RECORDS FOR THIS TASK:
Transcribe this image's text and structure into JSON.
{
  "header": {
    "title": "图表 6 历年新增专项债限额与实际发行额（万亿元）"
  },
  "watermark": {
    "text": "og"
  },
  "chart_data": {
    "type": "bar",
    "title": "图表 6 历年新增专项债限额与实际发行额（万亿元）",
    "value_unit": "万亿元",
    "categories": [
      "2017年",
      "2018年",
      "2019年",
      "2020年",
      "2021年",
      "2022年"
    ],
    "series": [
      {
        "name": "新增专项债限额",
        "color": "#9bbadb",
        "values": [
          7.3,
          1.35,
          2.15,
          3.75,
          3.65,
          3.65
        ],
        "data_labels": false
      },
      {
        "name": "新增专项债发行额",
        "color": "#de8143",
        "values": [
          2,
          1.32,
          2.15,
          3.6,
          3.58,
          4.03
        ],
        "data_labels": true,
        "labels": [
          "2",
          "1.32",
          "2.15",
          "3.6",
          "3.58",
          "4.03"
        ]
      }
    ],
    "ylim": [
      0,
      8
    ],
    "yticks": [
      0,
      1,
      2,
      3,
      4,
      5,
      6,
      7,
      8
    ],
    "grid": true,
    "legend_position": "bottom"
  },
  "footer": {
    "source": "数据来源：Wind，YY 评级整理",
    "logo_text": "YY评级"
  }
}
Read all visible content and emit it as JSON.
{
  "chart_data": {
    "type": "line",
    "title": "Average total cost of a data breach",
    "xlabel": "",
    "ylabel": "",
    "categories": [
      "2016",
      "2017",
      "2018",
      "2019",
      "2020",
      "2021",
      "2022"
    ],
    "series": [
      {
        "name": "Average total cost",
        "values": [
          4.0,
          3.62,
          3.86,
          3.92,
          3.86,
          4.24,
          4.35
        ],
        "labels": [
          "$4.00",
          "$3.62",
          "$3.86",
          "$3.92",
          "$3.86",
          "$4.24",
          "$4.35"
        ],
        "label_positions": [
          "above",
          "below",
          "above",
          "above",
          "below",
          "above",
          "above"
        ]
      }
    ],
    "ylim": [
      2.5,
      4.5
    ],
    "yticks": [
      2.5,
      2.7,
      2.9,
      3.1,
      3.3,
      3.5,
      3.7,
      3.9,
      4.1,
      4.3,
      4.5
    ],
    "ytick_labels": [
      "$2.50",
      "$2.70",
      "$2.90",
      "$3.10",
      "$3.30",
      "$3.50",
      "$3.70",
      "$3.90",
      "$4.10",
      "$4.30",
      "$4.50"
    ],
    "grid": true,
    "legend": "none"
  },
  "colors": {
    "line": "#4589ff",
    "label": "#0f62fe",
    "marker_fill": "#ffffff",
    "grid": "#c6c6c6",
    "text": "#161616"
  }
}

DIRECTIVE: Every record shown above must be echoed exactly.

ANSWER TO THIS TASK:
Transcribe this image's text and structure into JSON.
{
  "header": {
    "title": "图表 6 历年新增专项债限额与实际发行额（万亿元）"
  },
  "watermark": {
    "text": "og"
  },
  "chart_data": {
    "type": "bar",
    "title": "图表 6 历年新增专项债限额与实际发行额（万亿元）",
    "value_unit": "万亿元",
    "categories": [
      "2017年",
      "2018年",
      "2019年",
      "2020年",
      "2021年",
      "2022年"
    ],
    "series": [
      {
        "name": "新增专项债限额",
        "color": "#9bbadb",
        "values": [
          7.3,
          1.35,
          2.15,
          3.75,
          3.65,
          3.65
        ],
        "data_labels": false
      },
      {
        "name": "新增专项债发行额",
        "color": "#de8143",
        "values": [
          2,
          1.32,
          2.15,
          3.6,
          3.58,
          4.03
        ],
        "data_labels": true,
        "labels": [
          "2",
          "1.32",
          "2.15",
          "3.6",
          "3.58",
          "4.03"
        ]
      }
    ],
    "ylim": [
      0,
      8
    ],
    "yticks": [
      0,
      1,
      2,
      3,
      4,
      5,
      6,
      7,
      8
    ],
    "grid": true,
    "legend_position": "bottom"
  },
  "footer": {
    "source": "数据来源：Wind，YY 评级整理",
    "logo_text": "YY评级"
  }
}
Read all visible content and emit it as JSON.
{
  "chart_data": {
    "type": "line",
    "title": "Average total cost of a data breach",
    "xlabel": "",
    "ylabel": "",
    "categories": [
      "2016",
      "2017",
      "2018",
      "2019",
      "2020",
      "2021",
      "2022"
    ],
    "series": [
      {
        "name": "Average total cost",
        "values": [
          4.0,
          3.62,
          3.86,
          3.92,
          3.86,
          4.24,
          4.35
        ],
        "labels": [
          "$4.00",
          "$3.62",
          "$3.86",
          "$3.92",
          "$3.86",
          "$4.24",
          "$4.35"
        ],
        "label_positions": [
          "above",
          "below",
          "above",
          "above",
          "below",
          "above",
          "above"
        ]
      }
    ],
    "ylim": [
      2.5,
      4.5
    ],
    "yticks": [
      2.5,
      2.7,
      2.9,
      3.1,
      3.3,
      3.5,
      3.7,
      3.9,
      4.1,
      4.3,
      4.5
    ],
    "ytick_labels": [
      "$2.50",
      "$2.70",
      "$2.90",
      "$3.10",
      "$3.30",
      "$3.50",
      "$3.70",
      "$3.90",
      "$4.10",
      "$4.30",
      "$4.50"
    ],
    "grid": true,
    "legend": "none"
  },
  "colors": {
    "line": "#4589ff",
    "label": "#0f62fe",
    "marker_fill": "#ffffff",
    "grid": "#c6c6c6",
    "text": "#161616"
  }
}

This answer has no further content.